## [TASK SET]
• 1. In the obituary of Chris Kelley, where was he posted as an Army surveyor in 1961?
• 2. In the Chris Kelley obituary, rewrite the part between "Kelley’s career in" and "much broader scale.", inclusive, substituting "engineer" for "surveyor".
• 3. Write the next part of the Chris Kelley obituary, picking up after its last sentence.

## [TEXT BLOCK]
━━━━━━━━━━━━━━━━

Chris Kelley, a veteran national broadcast radio and T.V. reporter with CBS Evening News, died at age 83 on May 6, 2022 at Presbyterian Medical Center, Charlotte, NC.
Kelley’s career in broadcast journalism began when posted to the Canal Zone in 1961 as an Army surveyor. Hating working in the jungles of Panama, he learned of an opening at the Armed Forces Network radio and television station, and was quickly hired after a successful audition, becoming the T.V. anchorman for the evening and night newscasts. After his discharge, he returned to the Washington, DC area to rejoin his wife and newborn daughter, taking a position at Dun & Bradstreet as a financial reporter. However, broadcasting beckoned him, and in 1965, was hired as a radio news reporter at WICC in Bridgeport Conn., close to his parental home of Westport, Conn. He rose to become their News Director, and being in the New York City media market moved on after five years in 1970 to WCBS News Radio in New York. There he continued his work as a radio news reporter, but on a much broader scale.

━━━━━━━━━━━━━━━━

## [RECORDED INFORMATION]
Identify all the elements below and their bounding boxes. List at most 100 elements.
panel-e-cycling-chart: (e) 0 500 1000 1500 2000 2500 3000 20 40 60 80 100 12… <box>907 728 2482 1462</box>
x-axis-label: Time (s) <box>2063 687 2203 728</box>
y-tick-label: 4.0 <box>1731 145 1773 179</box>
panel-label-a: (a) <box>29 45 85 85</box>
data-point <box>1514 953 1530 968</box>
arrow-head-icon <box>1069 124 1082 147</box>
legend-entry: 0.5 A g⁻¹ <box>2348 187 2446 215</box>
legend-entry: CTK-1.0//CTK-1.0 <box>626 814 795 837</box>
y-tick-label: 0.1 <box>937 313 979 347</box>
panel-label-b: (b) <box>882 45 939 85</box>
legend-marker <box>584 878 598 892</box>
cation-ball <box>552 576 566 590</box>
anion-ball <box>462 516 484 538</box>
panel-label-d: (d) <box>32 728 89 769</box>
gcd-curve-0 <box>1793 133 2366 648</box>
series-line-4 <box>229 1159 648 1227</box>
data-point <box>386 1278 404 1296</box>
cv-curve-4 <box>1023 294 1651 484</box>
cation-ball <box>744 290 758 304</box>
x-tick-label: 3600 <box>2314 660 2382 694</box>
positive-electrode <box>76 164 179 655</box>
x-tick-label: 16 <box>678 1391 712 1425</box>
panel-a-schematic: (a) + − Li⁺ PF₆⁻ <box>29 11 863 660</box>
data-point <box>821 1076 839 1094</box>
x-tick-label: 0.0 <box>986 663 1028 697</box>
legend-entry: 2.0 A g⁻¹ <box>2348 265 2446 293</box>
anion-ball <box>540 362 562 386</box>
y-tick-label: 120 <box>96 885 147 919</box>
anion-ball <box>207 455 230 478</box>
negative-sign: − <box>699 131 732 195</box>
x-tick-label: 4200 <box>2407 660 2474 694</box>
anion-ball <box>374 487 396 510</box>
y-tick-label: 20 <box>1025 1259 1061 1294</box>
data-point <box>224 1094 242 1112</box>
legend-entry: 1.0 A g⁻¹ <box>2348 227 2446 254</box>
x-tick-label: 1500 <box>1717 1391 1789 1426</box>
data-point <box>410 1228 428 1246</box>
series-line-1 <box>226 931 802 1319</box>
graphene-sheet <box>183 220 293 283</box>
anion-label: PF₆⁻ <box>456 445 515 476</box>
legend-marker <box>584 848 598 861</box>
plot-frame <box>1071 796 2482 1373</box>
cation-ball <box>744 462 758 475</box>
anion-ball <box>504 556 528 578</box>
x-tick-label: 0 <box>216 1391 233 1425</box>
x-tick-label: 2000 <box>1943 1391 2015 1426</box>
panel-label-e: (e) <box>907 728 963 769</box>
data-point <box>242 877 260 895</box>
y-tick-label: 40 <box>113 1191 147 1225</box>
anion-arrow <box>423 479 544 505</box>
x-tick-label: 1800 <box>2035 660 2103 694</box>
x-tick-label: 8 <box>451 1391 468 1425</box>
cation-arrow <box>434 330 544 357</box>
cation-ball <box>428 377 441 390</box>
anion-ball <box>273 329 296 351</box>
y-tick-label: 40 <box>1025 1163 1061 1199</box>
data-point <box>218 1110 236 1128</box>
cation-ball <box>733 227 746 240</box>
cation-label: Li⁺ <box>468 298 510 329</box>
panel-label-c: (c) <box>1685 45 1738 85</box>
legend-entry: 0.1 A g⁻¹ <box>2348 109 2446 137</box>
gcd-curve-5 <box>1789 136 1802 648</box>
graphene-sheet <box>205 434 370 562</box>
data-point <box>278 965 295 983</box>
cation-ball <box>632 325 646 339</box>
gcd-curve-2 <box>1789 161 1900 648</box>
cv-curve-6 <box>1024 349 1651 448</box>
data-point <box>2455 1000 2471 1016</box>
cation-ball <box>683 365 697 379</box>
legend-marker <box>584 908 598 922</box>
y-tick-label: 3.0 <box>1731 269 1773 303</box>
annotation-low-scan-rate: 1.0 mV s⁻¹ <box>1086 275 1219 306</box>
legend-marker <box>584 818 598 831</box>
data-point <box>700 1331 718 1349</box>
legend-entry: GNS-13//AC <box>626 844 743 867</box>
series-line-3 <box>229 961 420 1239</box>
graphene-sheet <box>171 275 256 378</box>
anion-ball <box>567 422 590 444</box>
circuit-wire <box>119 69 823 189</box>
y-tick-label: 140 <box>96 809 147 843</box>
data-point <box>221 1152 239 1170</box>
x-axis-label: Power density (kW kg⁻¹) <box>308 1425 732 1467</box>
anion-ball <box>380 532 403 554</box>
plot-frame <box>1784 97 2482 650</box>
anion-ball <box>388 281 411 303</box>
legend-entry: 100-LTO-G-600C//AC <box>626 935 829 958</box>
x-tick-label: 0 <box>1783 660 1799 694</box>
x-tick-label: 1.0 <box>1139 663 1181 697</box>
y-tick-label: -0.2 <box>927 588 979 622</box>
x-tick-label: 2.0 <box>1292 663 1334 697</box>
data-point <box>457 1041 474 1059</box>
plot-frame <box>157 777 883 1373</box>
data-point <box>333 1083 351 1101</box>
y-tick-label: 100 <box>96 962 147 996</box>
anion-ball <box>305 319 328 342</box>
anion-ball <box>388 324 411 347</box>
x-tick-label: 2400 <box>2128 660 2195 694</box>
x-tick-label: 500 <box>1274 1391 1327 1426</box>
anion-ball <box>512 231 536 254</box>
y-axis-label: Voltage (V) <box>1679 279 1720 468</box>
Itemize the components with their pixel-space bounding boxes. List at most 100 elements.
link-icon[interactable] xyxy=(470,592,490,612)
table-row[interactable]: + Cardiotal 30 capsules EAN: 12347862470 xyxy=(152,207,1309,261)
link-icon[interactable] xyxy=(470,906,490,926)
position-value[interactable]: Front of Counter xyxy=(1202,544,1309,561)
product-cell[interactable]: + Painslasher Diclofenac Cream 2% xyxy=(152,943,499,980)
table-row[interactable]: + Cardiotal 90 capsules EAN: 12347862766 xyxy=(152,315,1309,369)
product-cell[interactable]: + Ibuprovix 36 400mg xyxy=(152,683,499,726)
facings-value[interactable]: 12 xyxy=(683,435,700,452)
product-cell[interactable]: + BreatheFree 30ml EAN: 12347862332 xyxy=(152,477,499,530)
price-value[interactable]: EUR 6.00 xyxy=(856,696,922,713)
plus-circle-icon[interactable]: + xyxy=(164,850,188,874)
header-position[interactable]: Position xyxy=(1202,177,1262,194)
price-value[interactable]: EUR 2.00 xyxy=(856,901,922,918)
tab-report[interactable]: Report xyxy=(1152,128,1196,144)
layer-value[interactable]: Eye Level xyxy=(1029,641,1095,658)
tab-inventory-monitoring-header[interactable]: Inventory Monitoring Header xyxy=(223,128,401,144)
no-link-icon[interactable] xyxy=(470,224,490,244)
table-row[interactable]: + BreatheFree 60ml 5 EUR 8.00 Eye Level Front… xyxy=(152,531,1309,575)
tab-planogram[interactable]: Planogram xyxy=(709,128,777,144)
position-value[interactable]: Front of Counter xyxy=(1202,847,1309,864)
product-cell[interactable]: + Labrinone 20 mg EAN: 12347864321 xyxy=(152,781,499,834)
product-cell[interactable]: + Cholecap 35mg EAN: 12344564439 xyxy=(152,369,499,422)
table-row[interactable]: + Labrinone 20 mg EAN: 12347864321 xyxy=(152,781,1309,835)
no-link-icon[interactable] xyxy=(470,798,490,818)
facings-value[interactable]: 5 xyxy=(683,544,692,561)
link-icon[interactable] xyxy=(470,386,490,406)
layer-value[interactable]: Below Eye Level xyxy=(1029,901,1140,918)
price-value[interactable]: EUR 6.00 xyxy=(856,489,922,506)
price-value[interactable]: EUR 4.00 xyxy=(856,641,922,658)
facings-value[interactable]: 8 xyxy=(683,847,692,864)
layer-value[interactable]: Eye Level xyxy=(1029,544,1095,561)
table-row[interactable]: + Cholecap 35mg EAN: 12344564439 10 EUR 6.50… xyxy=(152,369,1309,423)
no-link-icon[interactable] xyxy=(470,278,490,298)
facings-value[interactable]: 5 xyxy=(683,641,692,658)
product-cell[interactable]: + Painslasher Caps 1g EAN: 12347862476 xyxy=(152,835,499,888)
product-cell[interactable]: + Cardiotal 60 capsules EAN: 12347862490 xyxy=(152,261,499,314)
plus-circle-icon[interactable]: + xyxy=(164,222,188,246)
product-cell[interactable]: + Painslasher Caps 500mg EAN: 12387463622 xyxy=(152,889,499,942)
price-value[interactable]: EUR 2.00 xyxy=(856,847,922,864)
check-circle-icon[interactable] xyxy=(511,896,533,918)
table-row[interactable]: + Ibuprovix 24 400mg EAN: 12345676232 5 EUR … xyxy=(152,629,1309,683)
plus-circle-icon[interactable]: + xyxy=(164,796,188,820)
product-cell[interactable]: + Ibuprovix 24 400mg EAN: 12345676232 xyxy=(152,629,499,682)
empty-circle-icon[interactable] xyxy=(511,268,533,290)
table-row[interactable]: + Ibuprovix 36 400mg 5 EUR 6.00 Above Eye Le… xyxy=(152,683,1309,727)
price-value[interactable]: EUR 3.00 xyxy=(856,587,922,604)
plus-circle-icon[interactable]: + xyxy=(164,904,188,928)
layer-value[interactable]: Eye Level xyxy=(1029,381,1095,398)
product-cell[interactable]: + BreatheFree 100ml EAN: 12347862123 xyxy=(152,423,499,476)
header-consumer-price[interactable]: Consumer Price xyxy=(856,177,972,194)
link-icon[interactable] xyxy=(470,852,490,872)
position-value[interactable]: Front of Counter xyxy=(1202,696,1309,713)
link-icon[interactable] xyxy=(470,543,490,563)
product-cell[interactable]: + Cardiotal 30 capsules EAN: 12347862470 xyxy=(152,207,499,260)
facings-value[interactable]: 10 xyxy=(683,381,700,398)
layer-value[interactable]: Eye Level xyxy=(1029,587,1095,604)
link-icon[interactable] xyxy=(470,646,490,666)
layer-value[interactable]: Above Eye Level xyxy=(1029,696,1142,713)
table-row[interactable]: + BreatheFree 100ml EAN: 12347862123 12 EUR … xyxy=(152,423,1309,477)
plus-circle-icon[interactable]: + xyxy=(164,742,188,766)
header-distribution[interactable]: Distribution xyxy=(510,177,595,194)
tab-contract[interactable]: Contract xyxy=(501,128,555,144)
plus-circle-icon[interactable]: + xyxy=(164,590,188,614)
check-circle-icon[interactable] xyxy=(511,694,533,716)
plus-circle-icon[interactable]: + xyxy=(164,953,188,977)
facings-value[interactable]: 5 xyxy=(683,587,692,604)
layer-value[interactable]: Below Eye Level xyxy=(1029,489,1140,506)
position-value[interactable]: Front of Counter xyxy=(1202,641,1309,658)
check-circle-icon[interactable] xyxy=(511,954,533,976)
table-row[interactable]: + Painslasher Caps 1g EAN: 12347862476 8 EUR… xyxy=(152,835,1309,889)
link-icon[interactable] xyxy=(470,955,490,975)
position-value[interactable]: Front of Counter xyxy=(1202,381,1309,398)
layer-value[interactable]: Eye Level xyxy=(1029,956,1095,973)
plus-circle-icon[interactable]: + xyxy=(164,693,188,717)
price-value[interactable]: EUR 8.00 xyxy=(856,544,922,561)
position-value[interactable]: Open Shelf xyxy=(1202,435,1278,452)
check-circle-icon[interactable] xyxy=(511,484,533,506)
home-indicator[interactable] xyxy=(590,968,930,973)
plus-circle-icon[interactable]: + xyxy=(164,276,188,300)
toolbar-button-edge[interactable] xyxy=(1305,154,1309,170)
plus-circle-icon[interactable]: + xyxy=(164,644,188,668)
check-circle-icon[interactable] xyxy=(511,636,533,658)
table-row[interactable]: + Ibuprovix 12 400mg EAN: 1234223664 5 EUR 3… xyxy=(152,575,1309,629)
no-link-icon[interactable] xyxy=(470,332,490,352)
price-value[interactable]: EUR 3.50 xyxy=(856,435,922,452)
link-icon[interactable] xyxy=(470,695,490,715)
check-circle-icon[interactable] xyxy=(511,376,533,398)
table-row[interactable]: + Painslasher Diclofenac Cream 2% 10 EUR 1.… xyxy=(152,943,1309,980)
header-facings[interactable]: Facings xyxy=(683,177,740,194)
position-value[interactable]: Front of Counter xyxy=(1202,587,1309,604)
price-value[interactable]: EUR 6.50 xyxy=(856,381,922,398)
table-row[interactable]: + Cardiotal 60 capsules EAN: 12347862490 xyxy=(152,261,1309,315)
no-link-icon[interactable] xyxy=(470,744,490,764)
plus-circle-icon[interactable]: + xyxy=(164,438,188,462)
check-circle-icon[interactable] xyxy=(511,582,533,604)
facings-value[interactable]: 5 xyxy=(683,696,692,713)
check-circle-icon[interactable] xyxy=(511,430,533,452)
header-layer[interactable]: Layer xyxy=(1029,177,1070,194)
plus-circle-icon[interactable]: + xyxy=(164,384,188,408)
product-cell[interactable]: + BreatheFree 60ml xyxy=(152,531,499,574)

━━━━━━━━━━━━━━━━

## [ACTIVITY ANSWERS]
• 1. The Canal Zone.

• 2.
Kelley’s career in broadcast journalism began when posted to the Canal Zone in 1961 as an Army engineer. Hating working in the jungles of Panama, he learned of an opening at the Armed Forces Network radio and television station, and was quickly hired after a successful audition, becoming the T.V. anchorman for the evening and night newscasts. After his discharge, he returned to the Washington, DC area to rejoin his wife and newborn daughter, taking a position at Dun & Bradstreet as a financial reporter. However, broadcasting beckoned him, and in 1965, was hired as a radio news reporter at WICC in Bridgeport Conn., close to his parental home of Westport, Conn. He rose to become their News Director, and being in the New York City media market moved on after five years in 1970 to WCBS News Radio in New York. There he continued his work as a radio news reporter, but on a much broader scale.

• 3.
After a short time, Kelley became an on-camera T.V. reporter for CBS News’ flagship broadcast, CBS Evening News under the helm of both Walter Cronkite and Dan Rather. As a member of the core national and international correspondent team, Kelley’s reporting gained formidable attention.
From that point in his career, and from the vantage points of his postings in New York, Chicago, and the Pentagon in Washington DC, he was a witness to history, reporting nationally for CBS on many important stories of the day. He covered a variety of news stories, from airplane hijackings, train wrecks, Boston’s forced school busing crisis, the Wounded Knee Indian Reservation standoff, farm stories in the Midwest with tractor caravans to Washington, Jimmy Hoffa’s reported disappearance in the Detroit area (complete with on-site threats from local tough guys to stay away from the story), the Pope’s tour of Great Britain, major league baseball strikes, Philippe Petite’s famous tightrope walk between the World Trade Center twin towers, the invasion of Granada in the Caribbean, the world tour of Defense Secretary Weinberger at the end of the Reagan administration, and on. Kelley had many other fascinating experiences while on Dan Rather’s team, but many fine reporters left CBS after the Corporate Division determined that the News Division had to turn a profit and instituted a large staff downsizing.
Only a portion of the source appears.